■ **WHAT IS NEEDED**: Locate all lines with the word "numbers" and copy them out.

BEGIN RAW RECORDS

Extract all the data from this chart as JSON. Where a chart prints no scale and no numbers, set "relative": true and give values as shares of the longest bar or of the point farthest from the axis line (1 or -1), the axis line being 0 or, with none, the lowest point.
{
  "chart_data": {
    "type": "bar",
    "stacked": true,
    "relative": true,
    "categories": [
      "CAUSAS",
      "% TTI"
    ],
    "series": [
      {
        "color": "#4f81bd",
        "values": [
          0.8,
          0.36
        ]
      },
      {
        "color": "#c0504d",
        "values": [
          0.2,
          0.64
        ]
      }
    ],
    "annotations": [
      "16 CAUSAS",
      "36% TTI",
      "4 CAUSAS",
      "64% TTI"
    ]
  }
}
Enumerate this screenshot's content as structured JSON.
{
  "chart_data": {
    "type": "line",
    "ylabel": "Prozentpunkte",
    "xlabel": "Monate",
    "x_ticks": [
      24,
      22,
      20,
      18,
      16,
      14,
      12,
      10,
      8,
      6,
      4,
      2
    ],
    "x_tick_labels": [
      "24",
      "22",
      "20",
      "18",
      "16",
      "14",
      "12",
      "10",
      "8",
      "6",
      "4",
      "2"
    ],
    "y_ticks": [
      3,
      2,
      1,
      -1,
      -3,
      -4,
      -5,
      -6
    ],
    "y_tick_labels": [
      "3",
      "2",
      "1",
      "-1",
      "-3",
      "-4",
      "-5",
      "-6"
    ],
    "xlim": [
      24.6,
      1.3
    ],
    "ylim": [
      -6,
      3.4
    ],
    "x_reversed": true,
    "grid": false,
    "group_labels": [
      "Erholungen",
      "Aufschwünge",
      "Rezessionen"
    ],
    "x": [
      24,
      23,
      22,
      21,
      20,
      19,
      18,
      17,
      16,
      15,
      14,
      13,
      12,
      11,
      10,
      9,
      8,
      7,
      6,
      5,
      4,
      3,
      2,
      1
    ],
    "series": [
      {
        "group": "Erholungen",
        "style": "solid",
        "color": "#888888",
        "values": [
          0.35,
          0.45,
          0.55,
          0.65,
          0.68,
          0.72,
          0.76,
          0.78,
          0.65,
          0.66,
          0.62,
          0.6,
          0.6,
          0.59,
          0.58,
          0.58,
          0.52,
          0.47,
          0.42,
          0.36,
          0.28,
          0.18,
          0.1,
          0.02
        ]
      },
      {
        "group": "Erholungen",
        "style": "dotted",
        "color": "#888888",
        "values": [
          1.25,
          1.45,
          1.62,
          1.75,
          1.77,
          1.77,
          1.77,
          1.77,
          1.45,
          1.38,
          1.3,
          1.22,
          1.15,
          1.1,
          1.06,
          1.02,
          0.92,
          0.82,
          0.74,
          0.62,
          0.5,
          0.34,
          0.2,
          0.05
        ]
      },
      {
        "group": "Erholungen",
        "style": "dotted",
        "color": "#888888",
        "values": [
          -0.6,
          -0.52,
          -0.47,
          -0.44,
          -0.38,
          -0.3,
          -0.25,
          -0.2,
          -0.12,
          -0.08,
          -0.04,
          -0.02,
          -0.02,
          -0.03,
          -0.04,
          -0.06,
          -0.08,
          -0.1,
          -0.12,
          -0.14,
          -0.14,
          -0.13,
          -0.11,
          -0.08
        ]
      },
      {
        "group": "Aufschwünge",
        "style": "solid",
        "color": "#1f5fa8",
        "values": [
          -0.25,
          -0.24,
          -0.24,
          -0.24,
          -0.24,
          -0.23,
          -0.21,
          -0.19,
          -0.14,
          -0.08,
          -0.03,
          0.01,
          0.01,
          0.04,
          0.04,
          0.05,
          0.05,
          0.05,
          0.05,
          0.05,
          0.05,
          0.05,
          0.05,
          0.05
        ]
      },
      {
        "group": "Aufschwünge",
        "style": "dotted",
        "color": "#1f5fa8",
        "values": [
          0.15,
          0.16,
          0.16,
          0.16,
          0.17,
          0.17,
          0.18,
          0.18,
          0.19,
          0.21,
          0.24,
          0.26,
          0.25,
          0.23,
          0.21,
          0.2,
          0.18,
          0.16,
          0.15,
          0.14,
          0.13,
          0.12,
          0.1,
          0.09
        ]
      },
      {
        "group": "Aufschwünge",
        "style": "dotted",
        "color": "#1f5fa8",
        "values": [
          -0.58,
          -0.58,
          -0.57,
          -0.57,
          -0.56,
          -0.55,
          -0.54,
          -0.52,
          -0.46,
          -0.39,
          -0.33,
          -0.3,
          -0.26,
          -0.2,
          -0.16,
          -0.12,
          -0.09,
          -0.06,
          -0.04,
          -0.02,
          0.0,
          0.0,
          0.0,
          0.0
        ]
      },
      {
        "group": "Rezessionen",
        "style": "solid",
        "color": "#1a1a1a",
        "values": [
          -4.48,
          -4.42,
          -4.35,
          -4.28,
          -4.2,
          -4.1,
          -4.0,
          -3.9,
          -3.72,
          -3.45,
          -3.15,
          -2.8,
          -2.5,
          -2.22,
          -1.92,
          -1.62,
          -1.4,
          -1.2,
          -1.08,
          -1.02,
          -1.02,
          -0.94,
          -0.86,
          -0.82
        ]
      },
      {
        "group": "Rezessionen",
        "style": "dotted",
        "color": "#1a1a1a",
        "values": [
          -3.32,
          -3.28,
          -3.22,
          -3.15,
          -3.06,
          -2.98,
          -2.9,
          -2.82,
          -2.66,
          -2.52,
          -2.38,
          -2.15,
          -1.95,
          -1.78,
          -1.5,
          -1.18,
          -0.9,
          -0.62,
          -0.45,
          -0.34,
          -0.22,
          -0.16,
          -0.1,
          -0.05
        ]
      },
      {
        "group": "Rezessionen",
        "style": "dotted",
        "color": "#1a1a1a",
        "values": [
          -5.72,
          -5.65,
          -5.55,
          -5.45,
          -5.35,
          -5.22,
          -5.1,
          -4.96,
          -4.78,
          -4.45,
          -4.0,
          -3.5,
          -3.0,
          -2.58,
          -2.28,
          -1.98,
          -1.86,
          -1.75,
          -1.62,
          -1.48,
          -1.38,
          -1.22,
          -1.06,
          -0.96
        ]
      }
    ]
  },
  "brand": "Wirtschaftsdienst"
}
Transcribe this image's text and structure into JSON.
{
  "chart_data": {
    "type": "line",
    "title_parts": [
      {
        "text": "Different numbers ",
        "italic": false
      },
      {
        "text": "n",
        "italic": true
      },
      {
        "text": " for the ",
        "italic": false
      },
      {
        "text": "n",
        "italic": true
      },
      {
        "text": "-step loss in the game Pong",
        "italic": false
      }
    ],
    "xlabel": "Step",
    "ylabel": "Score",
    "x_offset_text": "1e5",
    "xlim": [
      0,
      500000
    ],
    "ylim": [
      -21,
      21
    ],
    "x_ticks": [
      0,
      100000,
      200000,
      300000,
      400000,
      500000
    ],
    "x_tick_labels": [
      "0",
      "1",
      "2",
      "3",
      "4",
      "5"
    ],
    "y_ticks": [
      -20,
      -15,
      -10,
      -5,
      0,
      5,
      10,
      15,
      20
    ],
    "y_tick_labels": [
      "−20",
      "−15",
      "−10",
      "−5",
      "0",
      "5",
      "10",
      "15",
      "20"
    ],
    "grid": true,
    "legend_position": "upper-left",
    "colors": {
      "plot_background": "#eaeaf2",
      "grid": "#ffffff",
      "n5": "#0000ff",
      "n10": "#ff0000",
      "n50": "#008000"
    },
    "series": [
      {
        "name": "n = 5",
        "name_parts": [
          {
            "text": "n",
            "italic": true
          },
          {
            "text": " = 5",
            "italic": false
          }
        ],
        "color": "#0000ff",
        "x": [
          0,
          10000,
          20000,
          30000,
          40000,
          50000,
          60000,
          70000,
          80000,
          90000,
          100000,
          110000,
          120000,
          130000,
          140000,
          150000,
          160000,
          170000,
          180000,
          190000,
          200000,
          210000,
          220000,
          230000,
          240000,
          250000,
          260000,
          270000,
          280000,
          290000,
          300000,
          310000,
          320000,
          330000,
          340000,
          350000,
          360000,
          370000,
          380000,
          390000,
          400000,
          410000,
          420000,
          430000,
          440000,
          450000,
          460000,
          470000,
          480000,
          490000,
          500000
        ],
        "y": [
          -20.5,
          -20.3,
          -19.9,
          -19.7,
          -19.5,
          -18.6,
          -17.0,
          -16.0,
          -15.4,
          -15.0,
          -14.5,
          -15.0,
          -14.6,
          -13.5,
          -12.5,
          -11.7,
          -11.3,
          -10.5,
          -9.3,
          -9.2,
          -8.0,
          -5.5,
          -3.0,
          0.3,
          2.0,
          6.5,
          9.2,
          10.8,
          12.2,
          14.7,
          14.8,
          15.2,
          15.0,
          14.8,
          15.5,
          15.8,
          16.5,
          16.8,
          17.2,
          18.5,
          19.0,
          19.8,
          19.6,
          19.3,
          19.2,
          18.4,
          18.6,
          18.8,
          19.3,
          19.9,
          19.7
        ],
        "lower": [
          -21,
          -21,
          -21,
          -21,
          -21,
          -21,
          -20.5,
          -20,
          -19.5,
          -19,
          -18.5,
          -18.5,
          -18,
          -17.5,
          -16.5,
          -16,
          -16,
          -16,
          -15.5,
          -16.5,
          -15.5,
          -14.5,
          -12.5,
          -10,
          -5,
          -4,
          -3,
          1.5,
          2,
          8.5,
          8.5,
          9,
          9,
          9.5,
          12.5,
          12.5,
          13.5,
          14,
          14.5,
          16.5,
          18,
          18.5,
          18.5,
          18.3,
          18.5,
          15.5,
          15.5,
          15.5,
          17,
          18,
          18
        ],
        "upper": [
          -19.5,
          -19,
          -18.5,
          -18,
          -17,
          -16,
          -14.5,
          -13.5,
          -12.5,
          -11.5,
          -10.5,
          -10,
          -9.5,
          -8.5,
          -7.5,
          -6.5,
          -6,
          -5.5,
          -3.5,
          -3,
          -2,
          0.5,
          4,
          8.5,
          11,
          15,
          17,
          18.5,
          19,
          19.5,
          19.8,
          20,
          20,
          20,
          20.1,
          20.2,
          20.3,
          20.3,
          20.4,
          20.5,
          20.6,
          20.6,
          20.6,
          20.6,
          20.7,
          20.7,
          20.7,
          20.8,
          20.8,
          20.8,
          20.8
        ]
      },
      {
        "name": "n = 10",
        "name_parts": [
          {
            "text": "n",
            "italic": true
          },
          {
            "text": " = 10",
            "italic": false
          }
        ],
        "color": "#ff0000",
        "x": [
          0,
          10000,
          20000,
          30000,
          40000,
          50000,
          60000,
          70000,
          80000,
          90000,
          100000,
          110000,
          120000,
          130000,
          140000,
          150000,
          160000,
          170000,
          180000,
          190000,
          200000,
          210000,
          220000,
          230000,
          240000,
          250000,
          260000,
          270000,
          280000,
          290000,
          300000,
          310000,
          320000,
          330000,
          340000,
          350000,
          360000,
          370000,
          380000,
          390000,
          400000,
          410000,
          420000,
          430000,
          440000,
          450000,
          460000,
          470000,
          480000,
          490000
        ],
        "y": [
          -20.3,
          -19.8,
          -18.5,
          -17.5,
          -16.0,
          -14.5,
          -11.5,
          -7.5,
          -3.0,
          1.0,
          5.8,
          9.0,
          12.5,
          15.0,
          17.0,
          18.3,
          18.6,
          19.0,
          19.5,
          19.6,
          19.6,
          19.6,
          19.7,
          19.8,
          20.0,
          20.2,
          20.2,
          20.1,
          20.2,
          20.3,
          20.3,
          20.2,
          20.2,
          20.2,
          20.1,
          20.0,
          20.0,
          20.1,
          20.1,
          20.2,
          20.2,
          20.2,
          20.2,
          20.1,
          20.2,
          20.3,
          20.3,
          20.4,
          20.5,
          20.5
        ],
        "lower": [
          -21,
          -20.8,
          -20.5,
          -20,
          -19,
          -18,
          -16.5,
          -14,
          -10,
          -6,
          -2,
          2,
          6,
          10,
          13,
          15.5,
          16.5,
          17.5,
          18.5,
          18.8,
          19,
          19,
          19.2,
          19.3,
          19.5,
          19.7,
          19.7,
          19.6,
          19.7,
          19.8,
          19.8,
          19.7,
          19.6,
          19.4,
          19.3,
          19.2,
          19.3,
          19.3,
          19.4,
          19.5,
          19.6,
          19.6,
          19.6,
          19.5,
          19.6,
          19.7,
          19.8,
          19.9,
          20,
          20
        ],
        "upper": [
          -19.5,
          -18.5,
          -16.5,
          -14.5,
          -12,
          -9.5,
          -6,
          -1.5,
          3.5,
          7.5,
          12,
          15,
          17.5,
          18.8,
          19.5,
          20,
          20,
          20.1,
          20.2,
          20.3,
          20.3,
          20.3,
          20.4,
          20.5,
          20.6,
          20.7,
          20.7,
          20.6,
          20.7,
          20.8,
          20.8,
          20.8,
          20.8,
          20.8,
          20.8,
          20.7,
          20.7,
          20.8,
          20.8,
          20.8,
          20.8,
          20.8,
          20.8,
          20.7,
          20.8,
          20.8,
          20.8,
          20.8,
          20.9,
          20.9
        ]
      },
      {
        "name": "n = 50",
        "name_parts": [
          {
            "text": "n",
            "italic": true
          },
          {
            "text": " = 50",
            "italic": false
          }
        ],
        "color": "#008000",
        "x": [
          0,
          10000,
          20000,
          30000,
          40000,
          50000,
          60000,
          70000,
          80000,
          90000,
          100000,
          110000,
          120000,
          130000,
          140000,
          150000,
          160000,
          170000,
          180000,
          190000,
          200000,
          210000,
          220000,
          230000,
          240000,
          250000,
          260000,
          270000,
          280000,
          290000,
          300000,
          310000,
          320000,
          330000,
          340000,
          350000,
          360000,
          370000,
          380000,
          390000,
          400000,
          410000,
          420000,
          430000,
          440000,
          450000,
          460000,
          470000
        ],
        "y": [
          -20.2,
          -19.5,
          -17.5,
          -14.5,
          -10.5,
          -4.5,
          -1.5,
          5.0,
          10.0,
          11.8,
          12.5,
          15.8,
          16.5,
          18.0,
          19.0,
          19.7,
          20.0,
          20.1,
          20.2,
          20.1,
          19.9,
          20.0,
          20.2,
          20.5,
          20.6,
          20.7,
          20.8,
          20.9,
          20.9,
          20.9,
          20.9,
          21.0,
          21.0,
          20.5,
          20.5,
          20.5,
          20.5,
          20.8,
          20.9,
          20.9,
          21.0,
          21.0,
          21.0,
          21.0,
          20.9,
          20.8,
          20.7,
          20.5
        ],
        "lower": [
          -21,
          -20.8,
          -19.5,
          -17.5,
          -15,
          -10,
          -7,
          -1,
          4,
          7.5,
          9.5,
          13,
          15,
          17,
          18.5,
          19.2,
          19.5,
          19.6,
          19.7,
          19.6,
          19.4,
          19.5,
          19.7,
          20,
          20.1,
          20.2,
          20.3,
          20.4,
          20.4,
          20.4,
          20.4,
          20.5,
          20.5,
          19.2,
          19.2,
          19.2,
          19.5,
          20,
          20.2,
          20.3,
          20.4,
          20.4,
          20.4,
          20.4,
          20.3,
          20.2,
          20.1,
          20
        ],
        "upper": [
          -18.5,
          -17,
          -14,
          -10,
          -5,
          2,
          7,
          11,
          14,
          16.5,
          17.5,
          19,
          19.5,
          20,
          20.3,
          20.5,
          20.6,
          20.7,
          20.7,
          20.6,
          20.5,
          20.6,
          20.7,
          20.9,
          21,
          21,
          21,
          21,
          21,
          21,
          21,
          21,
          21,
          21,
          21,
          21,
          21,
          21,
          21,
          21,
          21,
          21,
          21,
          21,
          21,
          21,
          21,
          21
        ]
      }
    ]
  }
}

END RAW RECORDS

■ **OUTPUT OF THE EXERCISE**:
Extract all the data from this chart as JSON. Where a chart prints no scale and no numbers, set "relative": true and give values as shares of the longest bar or of the point farthest from the axis line (1 or -1), the axis line being 0 or, with none, the lowest point.
        "text": "Different numbers ",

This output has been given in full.